--- Source records ---

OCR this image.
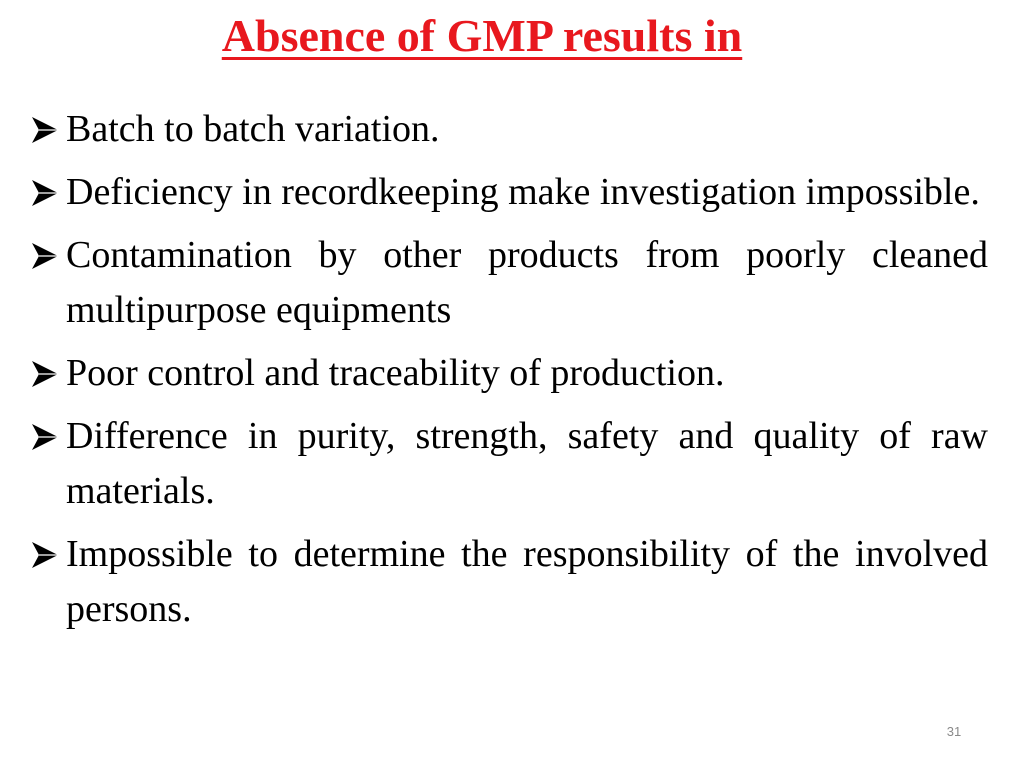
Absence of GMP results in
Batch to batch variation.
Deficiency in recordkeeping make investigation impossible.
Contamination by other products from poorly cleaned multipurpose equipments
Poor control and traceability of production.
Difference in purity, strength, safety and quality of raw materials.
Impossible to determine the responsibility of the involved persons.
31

---

Your goal:
Transcribe each entry precisely as given, leaving the pictures out.

Result:
OCR this image.
Absence of GMP results in
Batch to batch variation.
Deficiency in recordkeeping make investigation impossible.
Contamination by other products from poorly cleaned multipurpose equipments
Poor control and traceability of production.
Difference in purity, strength, safety and quality of raw materials.
Impossible to determine the responsibility of the involved persons.
31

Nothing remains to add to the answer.